[Begin THE INPUT]
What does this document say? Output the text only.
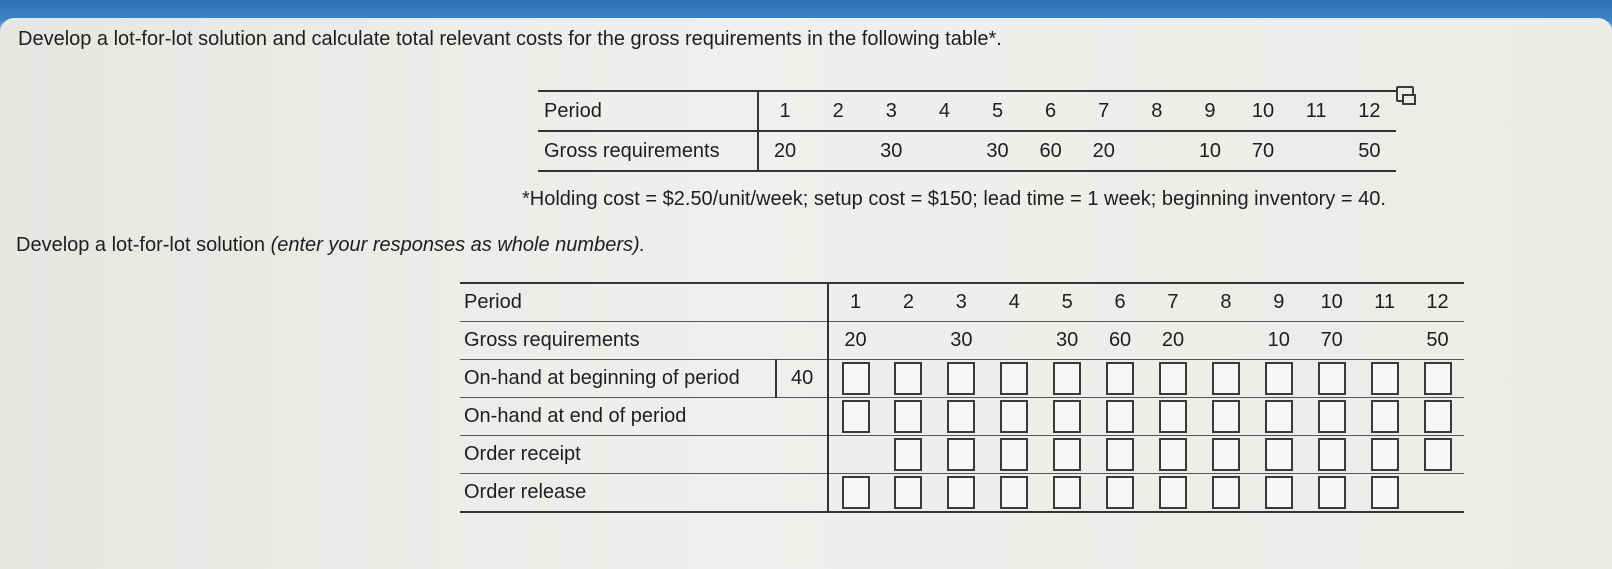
Develop a lot-for-lot solution and calculate total relevant costs for the gross requirements in the following table*.
Period	1	2	3	4	5	6	7	8	9	10	11	12
Gross requirements	20		30		30	60	20		10	70		50
*Holding cost = $2.50/unit/week; setup cost = $150; lead time = 1 week; beginning inventory = 40.
Develop a lot-for-lot solution (enter your responses as whole numbers).
Period		1	2	3	4	5	6	7	8	9	10	11	12
Gross requirements		20		30		30	60	20		10	70		50
On-hand at beginning of period	40												
On-hand at end of period													
Order receipt													
Order release													
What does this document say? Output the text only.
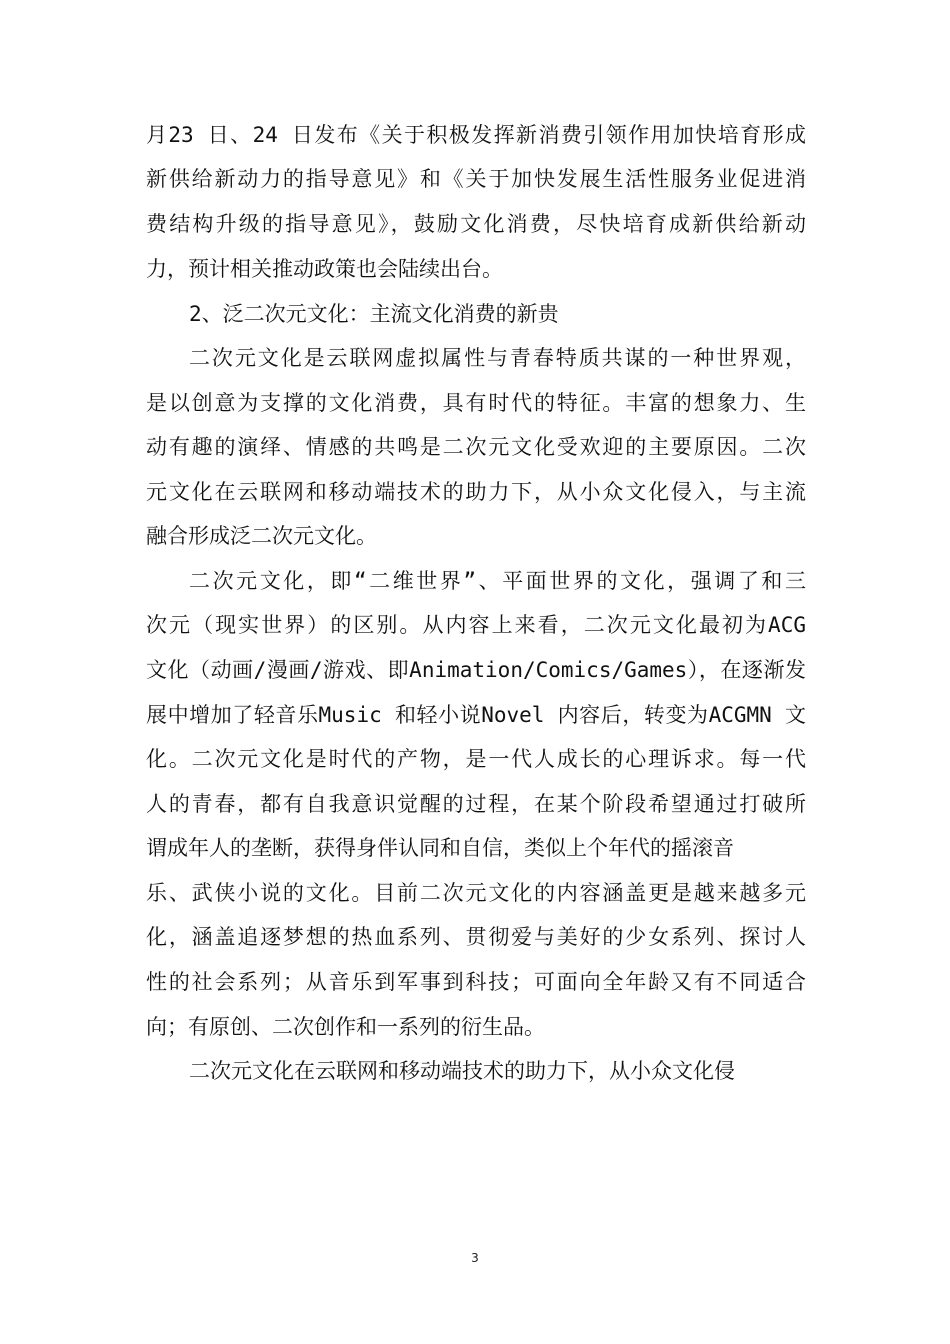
月23 日、24 日发布《关于积极发挥新消费引领作用加快培育形成
新供给新动力的指导意见》和《关于加快发展生活性服务业促进消
费结构升级的指导意见》，鼓励文化消费，尽快培育成新供给新动
力，预计相关推动政策也会陆续出台。
2、泛二次元文化：主流文化消费的新贵
二次元文化是云联网虚拟属性与青春特质共谋的一种世界观，
是以创意为支撑的文化消费，具有时代的特征。丰富的想象力、生
动有趣的演绎、情感的共鸣是二次元文化受欢迎的主要原因。二次
元文化在云联网和移动端技术的助力下，从小众文化侵入，与主流
融合形成泛二次元文化。
二次元文化，即“二维世界”、平面世界的文化，强调了和三
次元（现实世界）的区别。从内容上来看，二次元文化最初为ACG
文化（动画/漫画/游戏、即Animation/Comics/Games），在逐渐发
展中增加了轻音乐Music 和轻小说Novel 内容后，转变为ACGMN 文
化。二次元文化是时代的产物，是一代人成长的心理诉求。每一代
人的青春，都有自我意识觉醒的过程，在某个阶段希望通过打破所
谓成年人的垄断，获得身伴认同和自信，类似上个年代的摇滚音
乐、武侠小说的文化。目前二次元文化的内容涵盖更是越来越多元
化，涵盖追逐梦想的热血系列、贯彻爱与美好的少女系列、探讨人
性的社会系列；从音乐到军事到科技；可面向全年龄又有不同适合
向；有原创、二次创作和一系列的衍生品。
二次元文化在云联网和移动端技术的助力下，从小众文化侵
3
[End THE INPUT]
EXERCISE REQUIREMENTS
Copy every line of the data word for word, omitting the images.

ANSWER TO THE TASK
What does this document say? Output the text only.
Develop a lot-for-lot solution and calculate total relevant costs for the gross requirements in the following table*.
Period	1	2	3	4	5	6	7	8	9	10	11	12
Gross requirements	20		30		30	60	20		10	70		50
*Holding cost = $2.50/unit/week; setup cost = $150; lead time = 1 week; beginning inventory = 40.
Develop a lot-for-lot solution (enter your responses as whole numbers).
Period		1	2	3	4	5	6	7	8	9	10	11	12
Gross requirements		20		30		30	60	20		10	70		50
On-hand at beginning of period	40												
On-hand at end of period													
Order receipt													
Order release													
What does this document say? Output the text only.
月23 日、24 日发布《关于积极发挥新消费引领作用加快培育形成
新供给新动力的指导意见》和《关于加快发展生活性服务业促进消
费结构升级的指导意见》，鼓励文化消费，尽快培育成新供给新动
力，预计相关推动政策也会陆续出台。
2、泛二次元文化：主流文化消费的新贵
二次元文化是云联网虚拟属性与青春特质共谋的一种世界观，
是以创意为支撑的文化消费，具有时代的特征。丰富的想象力、生
动有趣的演绎、情感的共鸣是二次元文化受欢迎的主要原因。二次
元文化在云联网和移动端技术的助力下，从小众文化侵入，与主流
融合形成泛二次元文化。
二次元文化，即“二维世界”、平面世界的文化，强调了和三
次元（现实世界）的区别。从内容上来看，二次元文化最初为ACG
文化（动画/漫画/游戏、即Animation/Comics/Games），在逐渐发
展中增加了轻音乐Music 和轻小说Novel 内容后，转变为ACGMN 文
化。二次元文化是时代的产物，是一代人成长的心理诉求。每一代
人的青春，都有自我意识觉醒的过程，在某个阶段希望通过打破所
谓成年人的垄断，获得身伴认同和自信，类似上个年代的摇滚音
乐、武侠小说的文化。目前二次元文化的内容涵盖更是越来越多元
化，涵盖追逐梦想的热血系列、贯彻爱与美好的少女系列、探讨人
性的社会系列；从音乐到军事到科技；可面向全年龄又有不同适合
向；有原创、二次创作和一系列的衍生品。
二次元文化在云联网和移动端技术的助力下，从小众文化侵
3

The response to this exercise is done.